━━━━━ Provided data
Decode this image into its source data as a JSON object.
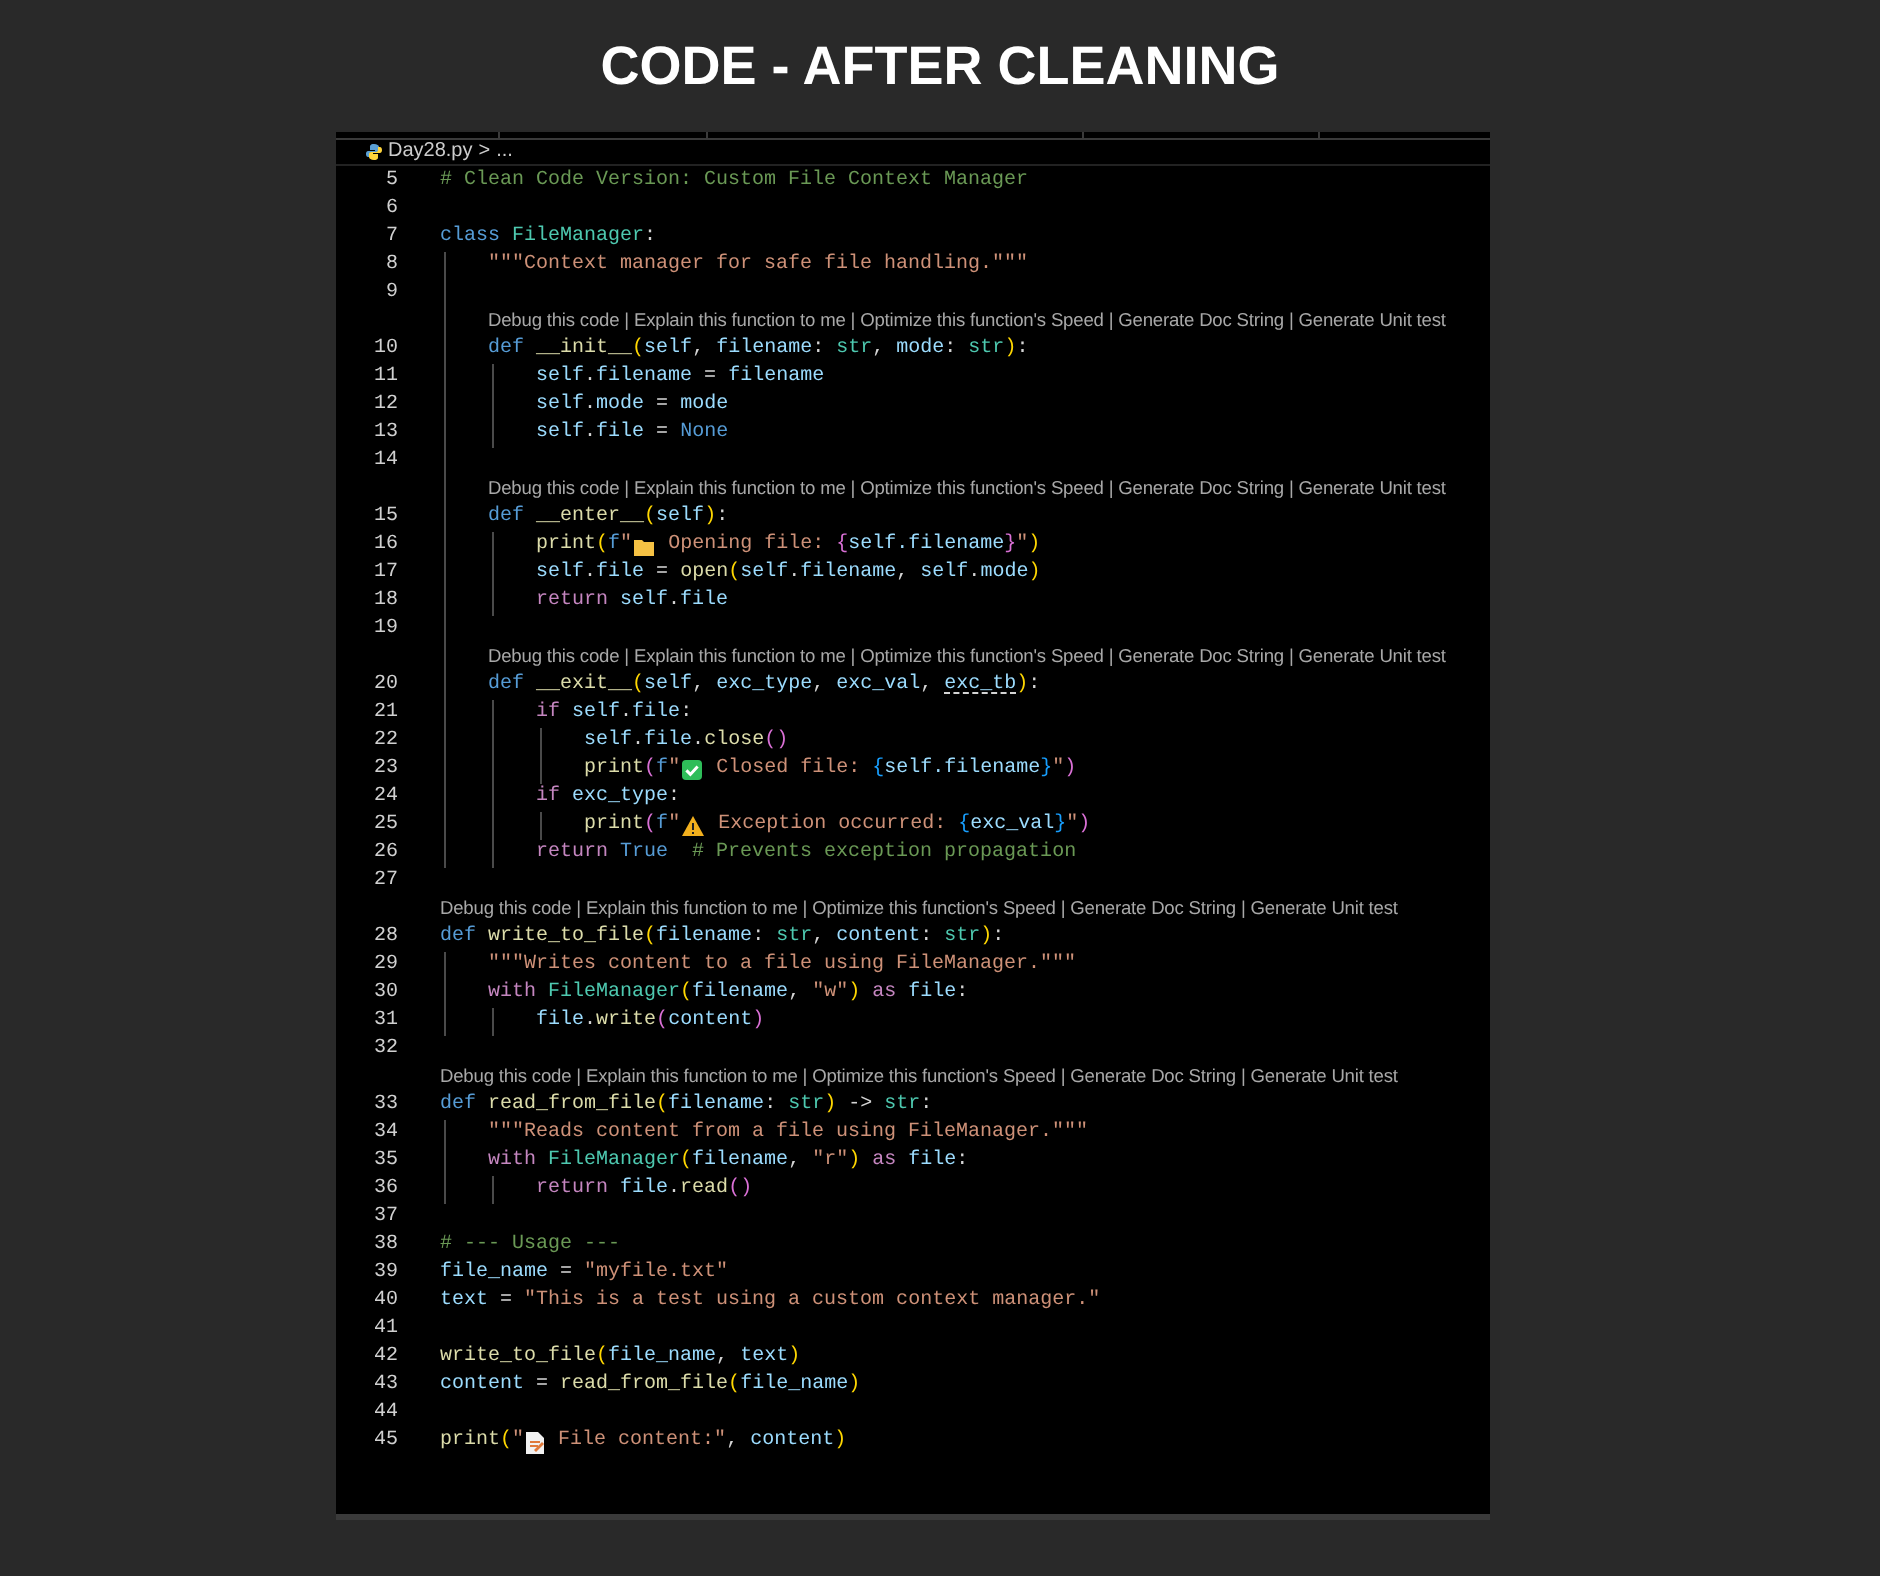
{
  "heading": "CODE - AFTER CLEANING",
  "editor": {
    "breadcrumb": {
      "file": "Day28.py",
      "separator": ">",
      "rest": "..."
    },
    "rows": [
      {
        "kind": "code",
        "number": "5",
        "tokens": [
          {
            "kind": "com",
            "text": "# Clean Code Version: Custom File Context Manager"
          }
        ]
      },
      {
        "kind": "code",
        "number": "6"
      },
      {
        "kind": "code",
        "number": "7",
        "tokens": [
          {
            "kind": "kw",
            "text": "class "
          },
          {
            "kind": "cls",
            "text": "FileManager"
          },
          {
            "kind": "pl",
            "text": ":"
          }
        ]
      },
      {
        "kind": "code",
        "number": "8",
        "tokens": [
          {
            "kind": "str",
            "text": "    \"\"\"Context manager for safe file handling.\"\"\""
          }
        ]
      },
      {
        "kind": "code",
        "number": "9"
      },
      {
        "kind": "lens",
        "text": "Debug this code | Explain this function to me | Optimize this function's Speed | Generate Doc String | Generate Unit test"
      },
      {
        "kind": "code",
        "number": "10",
        "tokens": [
          {
            "kind": "kw",
            "text": "    def "
          },
          {
            "kind": "fn",
            "text": "__init__"
          },
          {
            "kind": "p1",
            "text": "("
          },
          {
            "kind": "var",
            "text": "self"
          },
          {
            "kind": "pl",
            "text": ", "
          },
          {
            "kind": "var",
            "text": "filename"
          },
          {
            "kind": "pl",
            "text": ": "
          },
          {
            "kind": "cls",
            "text": "str"
          },
          {
            "kind": "pl",
            "text": ", "
          },
          {
            "kind": "var",
            "text": "mode"
          },
          {
            "kind": "pl",
            "text": ": "
          },
          {
            "kind": "cls",
            "text": "str"
          },
          {
            "kind": "p1",
            "text": ")"
          },
          {
            "kind": "pl",
            "text": ":"
          }
        ]
      },
      {
        "kind": "code",
        "number": "11",
        "tokens": [
          {
            "kind": "var",
            "text": "        self"
          },
          {
            "kind": "pl",
            "text": "."
          },
          {
            "kind": "var",
            "text": "filename"
          },
          {
            "kind": "pl",
            "text": " = "
          },
          {
            "kind": "var",
            "text": "filename"
          }
        ]
      },
      {
        "kind": "code",
        "number": "12",
        "tokens": [
          {
            "kind": "var",
            "text": "        self"
          },
          {
            "kind": "pl",
            "text": "."
          },
          {
            "kind": "var",
            "text": "mode"
          },
          {
            "kind": "pl",
            "text": " = "
          },
          {
            "kind": "var",
            "text": "mode"
          }
        ]
      },
      {
        "kind": "code",
        "number": "13",
        "tokens": [
          {
            "kind": "var",
            "text": "        self"
          },
          {
            "kind": "pl",
            "text": "."
          },
          {
            "kind": "var",
            "text": "file"
          },
          {
            "kind": "pl",
            "text": " = "
          },
          {
            "kind": "kw",
            "text": "None"
          }
        ]
      },
      {
        "kind": "code",
        "number": "14"
      },
      {
        "kind": "lens",
        "text": "Debug this code | Explain this function to me | Optimize this function's Speed | Generate Doc String | Generate Unit test"
      },
      {
        "kind": "code",
        "number": "15",
        "tokens": [
          {
            "kind": "kw",
            "text": "    def "
          },
          {
            "kind": "fn",
            "text": "__enter__"
          },
          {
            "kind": "p1",
            "text": "("
          },
          {
            "kind": "var",
            "text": "self"
          },
          {
            "kind": "p1",
            "text": ")"
          },
          {
            "kind": "pl",
            "text": ":"
          }
        ]
      },
      {
        "kind": "code",
        "number": "16",
        "tokens": [
          {
            "kind": "fn",
            "text": "        print"
          },
          {
            "kind": "p1",
            "text": "("
          },
          {
            "kind": "kw",
            "text": "f"
          },
          {
            "kind": "str",
            "text": "\""
          },
          {
            "kind": "folder"
          },
          {
            "kind": "str",
            "text": " Opening file: "
          },
          {
            "kind": "p2",
            "text": "{"
          },
          {
            "kind": "var",
            "text": "self.filename"
          },
          {
            "kind": "p2",
            "text": "}"
          },
          {
            "kind": "str",
            "text": "\""
          },
          {
            "kind": "p1",
            "text": ")"
          }
        ]
      },
      {
        "kind": "code",
        "number": "17",
        "tokens": [
          {
            "kind": "var",
            "text": "        self"
          },
          {
            "kind": "pl",
            "text": "."
          },
          {
            "kind": "var",
            "text": "file"
          },
          {
            "kind": "pl",
            "text": " = "
          },
          {
            "kind": "fn",
            "text": "open"
          },
          {
            "kind": "p1",
            "text": "("
          },
          {
            "kind": "var",
            "text": "self"
          },
          {
            "kind": "pl",
            "text": "."
          },
          {
            "kind": "var",
            "text": "filename"
          },
          {
            "kind": "pl",
            "text": ", "
          },
          {
            "kind": "var",
            "text": "self"
          },
          {
            "kind": "pl",
            "text": "."
          },
          {
            "kind": "var",
            "text": "mode"
          },
          {
            "kind": "p1",
            "text": ")"
          }
        ]
      },
      {
        "kind": "code",
        "number": "18",
        "tokens": [
          {
            "kind": "ctl",
            "text": "        return "
          },
          {
            "kind": "var",
            "text": "self"
          },
          {
            "kind": "pl",
            "text": "."
          },
          {
            "kind": "var",
            "text": "file"
          }
        ]
      },
      {
        "kind": "code",
        "number": "19"
      },
      {
        "kind": "lens",
        "text": "Debug this code | Explain this function to me | Optimize this function's Speed | Generate Doc String | Generate Unit test"
      },
      {
        "kind": "code",
        "number": "20",
        "tokens": [
          {
            "kind": "kw",
            "text": "    def "
          },
          {
            "kind": "fn",
            "text": "__exit__"
          },
          {
            "kind": "p1",
            "text": "("
          },
          {
            "kind": "var",
            "text": "self"
          },
          {
            "kind": "pl",
            "text": ", "
          },
          {
            "kind": "var",
            "text": "exc_type"
          },
          {
            "kind": "pl",
            "text": ", "
          },
          {
            "kind": "var",
            "text": "exc_val"
          },
          {
            "kind": "pl",
            "text": ", "
          },
          {
            "kind": "un",
            "text": "exc_tb"
          },
          {
            "kind": "p1",
            "text": ")"
          },
          {
            "kind": "pl",
            "text": ":"
          }
        ]
      },
      {
        "kind": "code",
        "number": "21",
        "tokens": [
          {
            "kind": "ctl",
            "text": "        if "
          },
          {
            "kind": "var",
            "text": "self"
          },
          {
            "kind": "pl",
            "text": "."
          },
          {
            "kind": "var",
            "text": "file"
          },
          {
            "kind": "pl",
            "text": ":"
          }
        ]
      },
      {
        "kind": "code",
        "number": "22",
        "tokens": [
          {
            "kind": "var",
            "text": "            self"
          },
          {
            "kind": "pl",
            "text": "."
          },
          {
            "kind": "var",
            "text": "file"
          },
          {
            "kind": "pl",
            "text": "."
          },
          {
            "kind": "fn",
            "text": "close"
          },
          {
            "kind": "p2",
            "text": "()"
          }
        ]
      },
      {
        "kind": "code",
        "number": "23",
        "tokens": [
          {
            "kind": "fn",
            "text": "            print"
          },
          {
            "kind": "p2",
            "text": "("
          },
          {
            "kind": "kw",
            "text": "f"
          },
          {
            "kind": "str",
            "text": "\""
          },
          {
            "kind": "check"
          },
          {
            "kind": "str",
            "text": " Closed file: "
          },
          {
            "kind": "p3",
            "text": "{"
          },
          {
            "kind": "var",
            "text": "self.filename"
          },
          {
            "kind": "p3",
            "text": "}"
          },
          {
            "kind": "str",
            "text": "\""
          },
          {
            "kind": "p2",
            "text": ")"
          }
        ]
      },
      {
        "kind": "code",
        "number": "24",
        "tokens": [
          {
            "kind": "ctl",
            "text": "        if "
          },
          {
            "kind": "var",
            "text": "exc_type"
          },
          {
            "kind": "pl",
            "text": ":"
          }
        ]
      },
      {
        "kind": "code",
        "number": "25",
        "tokens": [
          {
            "kind": "fn",
            "text": "            print"
          },
          {
            "kind": "p2",
            "text": "("
          },
          {
            "kind": "kw",
            "text": "f"
          },
          {
            "kind": "str",
            "text": "\""
          },
          {
            "kind": "warning"
          },
          {
            "kind": "str",
            "text": " Exception occurred: "
          },
          {
            "kind": "p3",
            "text": "{"
          },
          {
            "kind": "var",
            "text": "exc_val"
          },
          {
            "kind": "p3",
            "text": "}"
          },
          {
            "kind": "str",
            "text": "\""
          },
          {
            "kind": "p2",
            "text": ")"
          }
        ]
      },
      {
        "kind": "code",
        "number": "26",
        "tokens": [
          {
            "kind": "ctl",
            "text": "        return "
          },
          {
            "kind": "kw",
            "text": "True"
          },
          {
            "kind": "com",
            "text": "  # Prevents exception propagation"
          }
        ]
      },
      {
        "kind": "code",
        "number": "27"
      },
      {
        "kind": "lens",
        "text": "Debug this code | Explain this function to me | Optimize this function's Speed | Generate Doc String | Generate Unit test"
      },
      {
        "kind": "code",
        "number": "28",
        "tokens": [
          {
            "kind": "kw",
            "text": "def "
          },
          {
            "kind": "fn",
            "text": "write_to_file"
          },
          {
            "kind": "p1",
            "text": "("
          },
          {
            "kind": "var",
            "text": "filename"
          },
          {
            "kind": "pl",
            "text": ": "
          },
          {
            "kind": "cls",
            "text": "str"
          },
          {
            "kind": "pl",
            "text": ", "
          },
          {
            "kind": "var",
            "text": "content"
          },
          {
            "kind": "pl",
            "text": ": "
          },
          {
            "kind": "cls",
            "text": "str"
          },
          {
            "kind": "p1",
            "text": ")"
          },
          {
            "kind": "pl",
            "text": ":"
          }
        ]
      },
      {
        "kind": "code",
        "number": "29",
        "tokens": [
          {
            "kind": "str",
            "text": "    \"\"\"Writes content to a file using FileManager.\"\"\""
          }
        ]
      },
      {
        "kind": "code",
        "number": "30",
        "tokens": [
          {
            "kind": "ctl",
            "text": "    with "
          },
          {
            "kind": "cls",
            "text": "FileManager"
          },
          {
            "kind": "p1",
            "text": "("
          },
          {
            "kind": "var",
            "text": "filename"
          },
          {
            "kind": "pl",
            "text": ", "
          },
          {
            "kind": "str",
            "text": "\"w\""
          },
          {
            "kind": "p1",
            "text": ")"
          },
          {
            "kind": "ctl",
            "text": " as "
          },
          {
            "kind": "var",
            "text": "file"
          },
          {
            "kind": "pl",
            "text": ":"
          }
        ]
      },
      {
        "kind": "code",
        "number": "31",
        "tokens": [
          {
            "kind": "var",
            "text": "        file"
          },
          {
            "kind": "pl",
            "text": "."
          },
          {
            "kind": "fn",
            "text": "write"
          },
          {
            "kind": "p2",
            "text": "("
          },
          {
            "kind": "var",
            "text": "content"
          },
          {
            "kind": "p2",
            "text": ")"
          }
        ]
      },
      {
        "kind": "code",
        "number": "32"
      },
      {
        "kind": "lens",
        "text": "Debug this code | Explain this function to me | Optimize this function's Speed | Generate Doc String | Generate Unit test"
      },
      {
        "kind": "code",
        "number": "33",
        "tokens": [
          {
            "kind": "kw",
            "text": "def "
          },
          {
            "kind": "fn",
            "text": "read_from_file"
          },
          {
            "kind": "p1",
            "text": "("
          },
          {
            "kind": "var",
            "text": "filename"
          },
          {
            "kind": "pl",
            "text": ": "
          },
          {
            "kind": "cls",
            "text": "str"
          },
          {
            "kind": "p1",
            "text": ")"
          },
          {
            "kind": "pl",
            "text": " -> "
          },
          {
            "kind": "cls",
            "text": "str"
          },
          {
            "kind": "pl",
            "text": ":"
          }
        ]
      },
      {
        "kind": "code",
        "number": "34",
        "tokens": [
          {
            "kind": "str",
            "text": "    \"\"\"Reads content from a file using FileManager.\"\"\""
          }
        ]
      },
      {
        "kind": "code",
        "number": "35",
        "tokens": [
          {
            "kind": "ctl",
            "text": "    with "
          },
          {
            "kind": "cls",
            "text": "FileManager"
          },
          {
            "kind": "p1",
            "text": "("
          },
          {
            "kind": "var",
            "text": "filename"
          },
          {
            "kind": "pl",
            "text": ", "
          },
          {
            "kind": "str",
            "text": "\"r\""
          },
          {
            "kind": "p1",
            "text": ")"
          },
          {
            "kind": "ctl",
            "text": " as "
          },
          {
            "kind": "var",
            "text": "file"
          },
          {
            "kind": "pl",
            "text": ":"
          }
        ]
      },
      {
        "kind": "code",
        "number": "36",
        "tokens": [
          {
            "kind": "ctl",
            "text": "        return "
          },
          {
            "kind": "var",
            "text": "file"
          },
          {
            "kind": "pl",
            "text": "."
          },
          {
            "kind": "fn",
            "text": "read"
          },
          {
            "kind": "p2",
            "text": "()"
          }
        ]
      },
      {
        "kind": "code",
        "number": "37"
      },
      {
        "kind": "code",
        "number": "38",
        "tokens": [
          {
            "kind": "com",
            "text": "# --- Usage ---"
          }
        ]
      },
      {
        "kind": "code",
        "number": "39",
        "tokens": [
          {
            "kind": "var",
            "text": "file_name"
          },
          {
            "kind": "pl",
            "text": " = "
          },
          {
            "kind": "str",
            "text": "\"myfile.txt\""
          }
        ]
      },
      {
        "kind": "code",
        "number": "40",
        "tokens": [
          {
            "kind": "var",
            "text": "text"
          },
          {
            "kind": "pl",
            "text": " = "
          },
          {
            "kind": "str",
            "text": "\"This is a test using a custom context manager.\""
          }
        ]
      },
      {
        "kind": "code",
        "number": "41"
      },
      {
        "kind": "code",
        "number": "42",
        "tokens": [
          {
            "kind": "fn",
            "text": "write_to_file"
          },
          {
            "kind": "p1",
            "text": "("
          },
          {
            "kind": "var",
            "text": "file_name"
          },
          {
            "kind": "pl",
            "text": ", "
          },
          {
            "kind": "var",
            "text": "text"
          },
          {
            "kind": "p1",
            "text": ")"
          }
        ]
      },
      {
        "kind": "code",
        "number": "43",
        "tokens": [
          {
            "kind": "var",
            "text": "content"
          },
          {
            "kind": "pl",
            "text": " = "
          },
          {
            "kind": "fn",
            "text": "read_from_file"
          },
          {
            "kind": "p1",
            "text": "("
          },
          {
            "kind": "var",
            "text": "file_name"
          },
          {
            "kind": "p1",
            "text": ")"
          }
        ]
      },
      {
        "kind": "code",
        "number": "44"
      },
      {
        "kind": "code",
        "number": "45",
        "tokens": [
          {
            "kind": "fn",
            "text": "print"
          },
          {
            "kind": "p1",
            "text": "("
          },
          {
            "kind": "str",
            "text": "\""
          },
          {
            "kind": "page"
          },
          {
            "kind": "str",
            "text": " File content:\""
          },
          {
            "kind": "pl",
            "text": ", "
          },
          {
            "kind": "var",
            "text": "content"
          },
          {
            "kind": "p1",
            "text": ")"
          }
        ]
      }
    ]
  }
}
━━━━━━━━━━
* To do
Gather all lines where the word "print" appears.

* Response to this task
            "text": "        print"
            "text": "            print"
            "text": "            print"
            "text": "print"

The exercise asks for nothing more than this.